**Data to use**
»»
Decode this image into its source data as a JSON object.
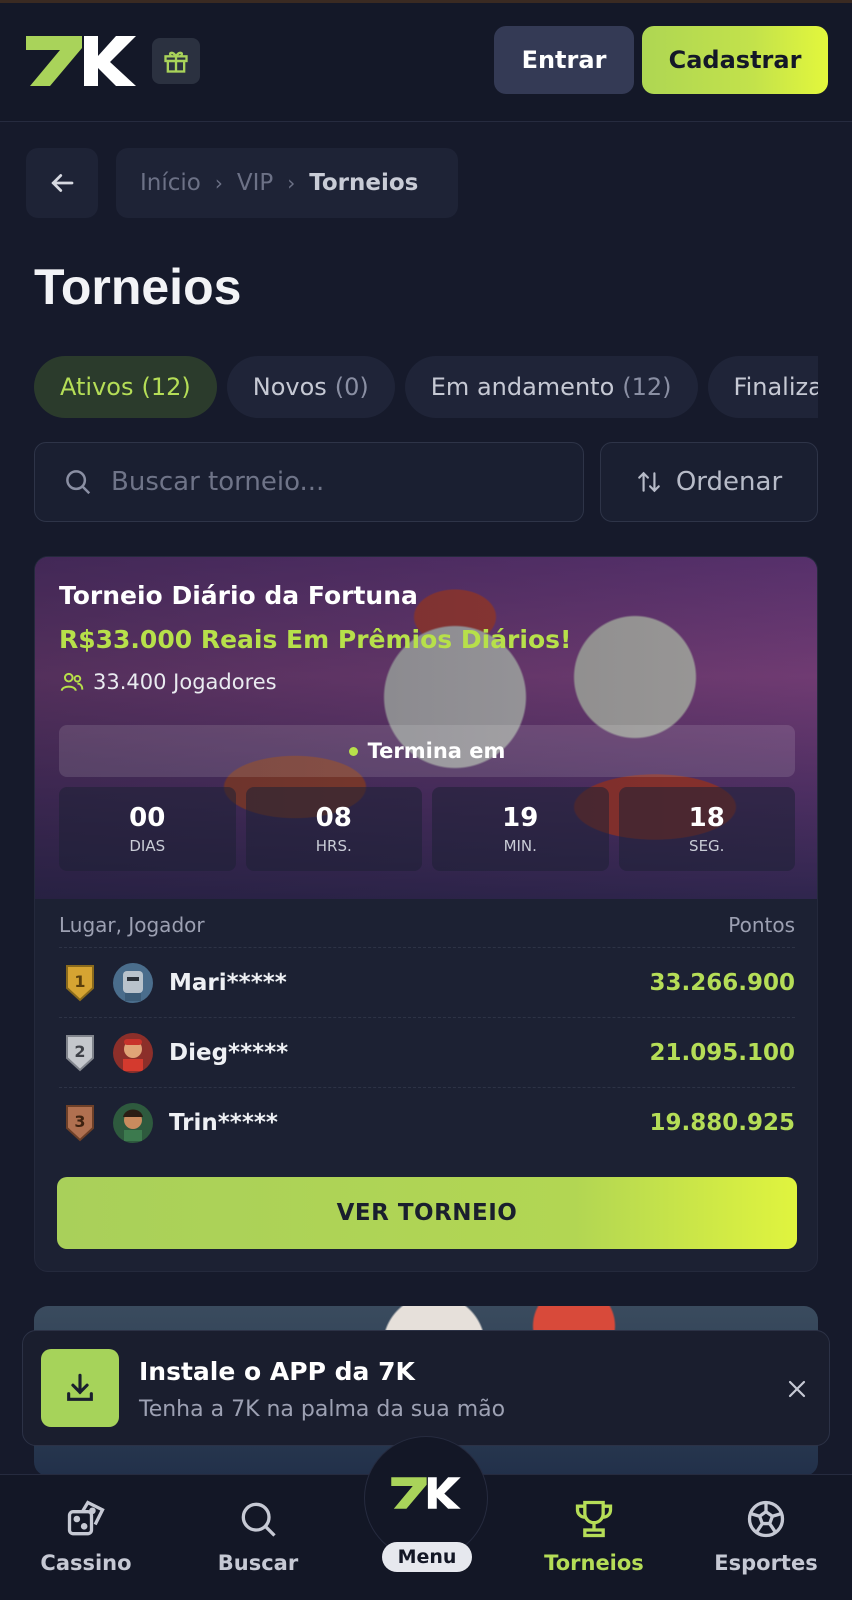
{
  "header": {
    "logo_text": "7K",
    "login_label": "Entrar",
    "signup_label": "Cadastrar"
  },
  "breadcrumb": {
    "items": [
      "Início",
      "VIP",
      "Torneios"
    ]
  },
  "page": {
    "title": "Torneios"
  },
  "tabs": [
    {
      "label": "Ativos",
      "count": "(12)",
      "active": true
    },
    {
      "label": "Novos",
      "count": "(0)",
      "active": false
    },
    {
      "label": "Em andamento",
      "count": "(12)",
      "active": false
    },
    {
      "label": "Finalizados",
      "count": "",
      "active": false
    }
  ],
  "search": {
    "placeholder": "Buscar torneio...",
    "value": ""
  },
  "sort": {
    "label": "Ordenar"
  },
  "tournament": {
    "name": "Torneio Diário da Fortuna",
    "prize": "R$33.000 Reais Em Prêmios Diários!",
    "players": "33.400 Jogadores",
    "ends_label": "Termina em",
    "timer": [
      {
        "value": "00",
        "unit": "DIAS"
      },
      {
        "value": "08",
        "unit": "HRS."
      },
      {
        "value": "19",
        "unit": "MIN."
      },
      {
        "value": "18",
        "unit": "SEG."
      }
    ],
    "leaderboard_header": {
      "left": "Lugar, Jogador",
      "right": "Pontos"
    },
    "leaderboard": [
      {
        "rank": "1",
        "player": "Mari*****",
        "points": "33.266.900"
      },
      {
        "rank": "2",
        "player": "Dieg*****",
        "points": "21.095.100"
      },
      {
        "rank": "3",
        "player": "Trin*****",
        "points": "19.880.925"
      }
    ],
    "cta_label": "VER TORNEIO"
  },
  "install_toast": {
    "title": "Instale o APP da 7K",
    "subtitle": "Tenha a 7K na palma da sua mão"
  },
  "bottom_nav": {
    "items": [
      {
        "label": "Cassino",
        "icon": "dice-icon"
      },
      {
        "label": "Buscar",
        "icon": "search-icon"
      },
      {
        "label": "Torneios",
        "icon": "trophy-icon",
        "active": true
      },
      {
        "label": "Esportes",
        "icon": "soccer-ball-icon"
      }
    ],
    "menu_label": "Menu"
  },
  "colors": {
    "accent": "#b5dd57",
    "background": "#161a2b",
    "gold": "#d6a432",
    "silver": "#c4c7cc",
    "bronze": "#b07050"
  }
}
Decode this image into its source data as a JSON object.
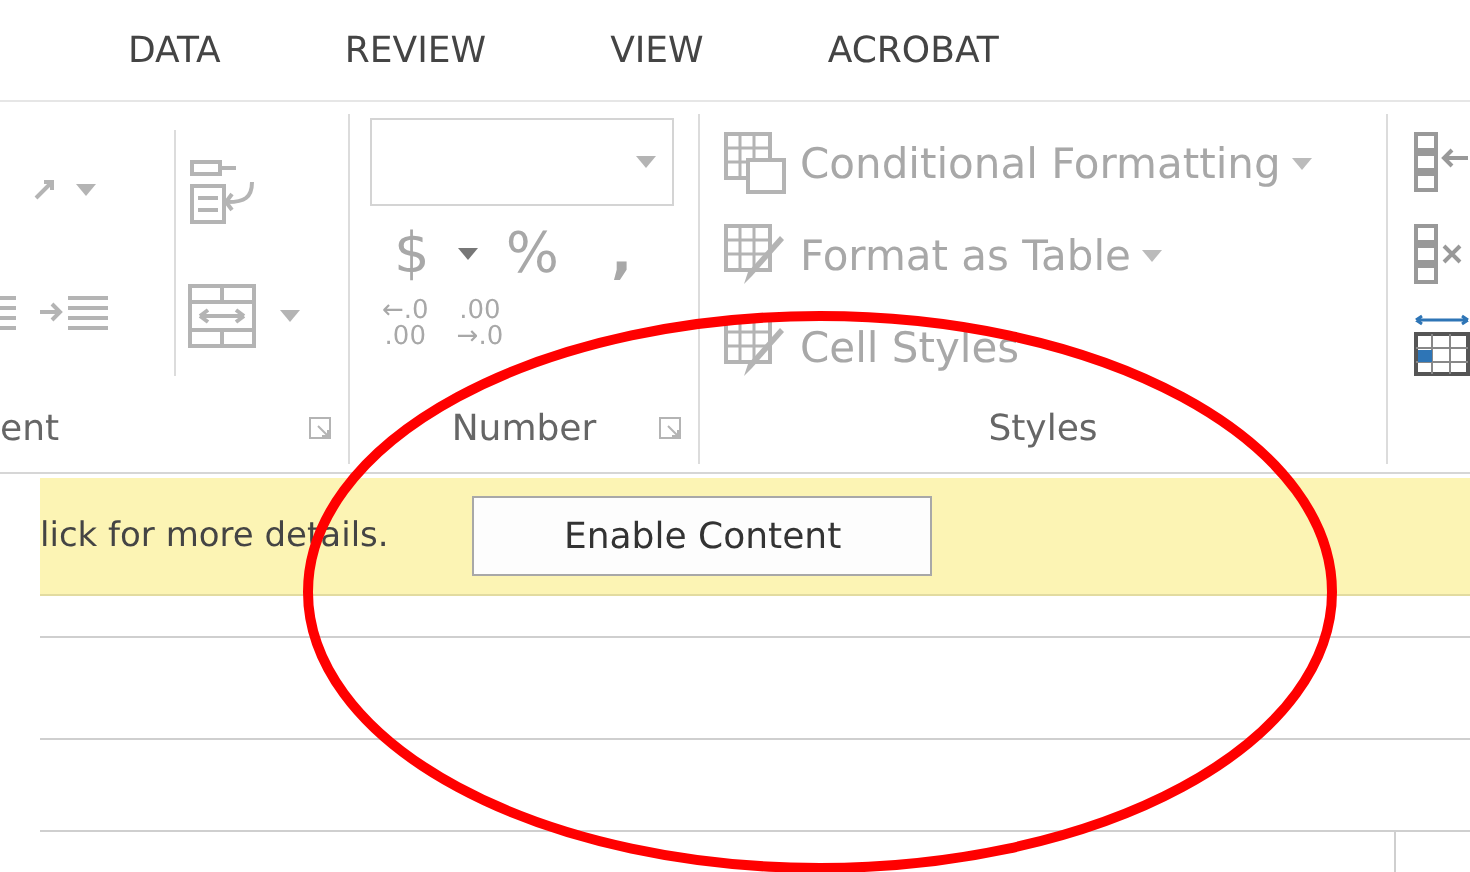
{
  "tabs": [
    {
      "label": "DATA"
    },
    {
      "label": "REVIEW"
    },
    {
      "label": "VIEW"
    },
    {
      "label": "ACROBAT"
    }
  ],
  "ribbon": {
    "disabled": true,
    "groups": [
      {
        "kind": "alignment",
        "label": "ent"
      },
      {
        "kind": "number",
        "label": "Number",
        "symbols": [
          "$",
          "%",
          ","
        ],
        "decimals": [
          {
            "top": "←.0",
            "bottom": ".00"
          },
          {
            "top": ".00",
            "bottom": "→.0"
          }
        ]
      },
      {
        "kind": "styles",
        "label": "Styles",
        "commands": [
          {
            "label": "Conditional Formatting",
            "dropdown": true
          },
          {
            "label": "Format as Table",
            "dropdown": true
          },
          {
            "label": "Cell Styles",
            "dropdown": false
          }
        ]
      },
      {
        "kind": "cells"
      }
    ]
  },
  "message_bar": {
    "text": "lick for more details.",
    "button": "Enable Content"
  },
  "annotation": {
    "kind": "ellipse"
  }
}
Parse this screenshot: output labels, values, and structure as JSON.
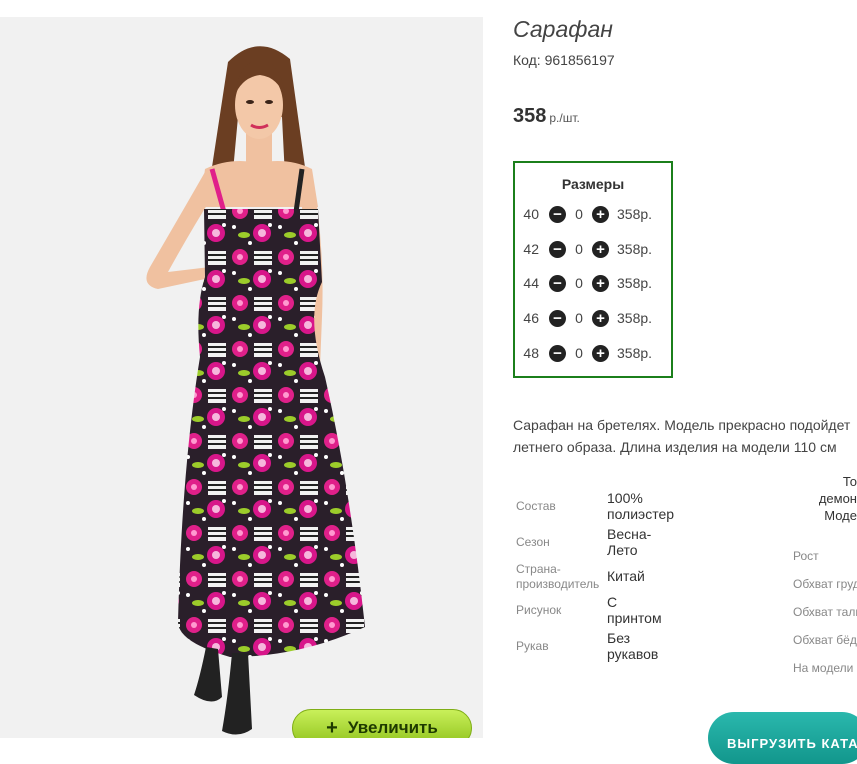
««
**Directions**
Are you able to set down all the lines above exactly, without any pictures?

**Task solution**
Decode this image into its source data as a JSON object.
{
  "header": {
    "logo_text": "7K",
    "login_label": "Entrar",
    "signup_label": "Cadastrar"
  },
  "breadcrumb": {
    "items": [
      "Início",
      "VIP",
      "Torneios"
    ]
  },
  "page": {
    "title": "Torneios"
  },
  "tabs": [
    {
      "label": "Ativos",
      "count": "(12)",
      "active": true
    },
    {
      "label": "Novos",
      "count": "(0)",
      "active": false
    },
    {
      "label": "Em andamento",
      "count": "(12)",
      "active": false
    },
    {
      "label": "Finalizados",
      "count": "",
      "active": false
    }
  ],
  "search": {
    "placeholder": "Buscar torneio...",
    "value": ""
  },
  "sort": {
    "label": "Ordenar"
  },
  "tournament": {
    "name": "Torneio Diário da Fortuna",
    "prize": "R$33.000 Reais Em Prêmios Diários!",
    "players": "33.400 Jogadores",
    "ends_label": "Termina em",
    "timer": [
      {
        "value": "00",
        "unit": "DIAS"
      },
      {
        "value": "08",
        "unit": "HRS."
      },
      {
        "value": "19",
        "unit": "MIN."
      },
      {
        "value": "18",
        "unit": "SEG."
      }
    ],
    "leaderboard_header": {
      "left": "Lugar, Jogador",
      "right": "Pontos"
    },
    "leaderboard": [
      {
        "rank": "1",
        "player": "Mari*****",
        "points": "33.266.900"
      },
      {
        "rank": "2",
        "player": "Dieg*****",
        "points": "21.095.100"
      },
      {
        "rank": "3",
        "player": "Trin*****",
        "points": "19.880.925"
      }
    ],
    "cta_label": "VER TORNEIO"
  },
  "install_toast": {
    "title": "Instale o APP da 7K",
    "subtitle": "Tenha a 7K na palma da sua mão"
  },
  "bottom_nav": {
    "items": [
      {
        "label": "Cassino",
        "icon": "dice-icon"
      },
      {
        "label": "Buscar",
        "icon": "search-icon"
      },
      {
        "label": "Torneios",
        "icon": "trophy-icon",
        "active": true
      },
      {
        "label": "Esportes",
        "icon": "soccer-ball-icon"
      }
    ],
    "menu_label": "Menu"
  },
  "colors": {
    "accent": "#b5dd57",
    "background": "#161a2b",
    "gold": "#d6a432",
    "silver": "#c4c7cc",
    "bronze": "#b07050"
  }
}
Decode this image into its source data as a JSON object.
{
  "tabs": [
    {
      "label": "DATA"
    },
    {
      "label": "REVIEW"
    },
    {
      "label": "VIEW"
    },
    {
      "label": "ACROBAT"
    }
  ],
  "ribbon": {
    "disabled": true,
    "groups": [
      {
        "kind": "alignment",
        "label": "ent"
      },
      {
        "kind": "number",
        "label": "Number",
        "symbols": [
          "$",
          "%",
          ","
        ],
        "decimals": [
          {
            "top": "←.0",
            "bottom": ".00"
          },
          {
            "top": ".00",
            "bottom": "→.0"
          }
        ]
      },
      {
        "kind": "styles",
        "label": "Styles",
        "commands": [
          {
            "label": "Conditional Formatting",
            "dropdown": true
          },
          {
            "label": "Format as Table",
            "dropdown": true
          },
          {
            "label": "Cell Styles",
            "dropdown": false
          }
        ]
      },
      {
        "kind": "cells"
      }
    ]
  },
  "message_bar": {
    "text": "lick for more details.",
    "button": "Enable Content"
  },
  "annotation": {
    "kind": "ellipse"
  }
}
Parse this screenshot: output labels, values, and structure as JSON.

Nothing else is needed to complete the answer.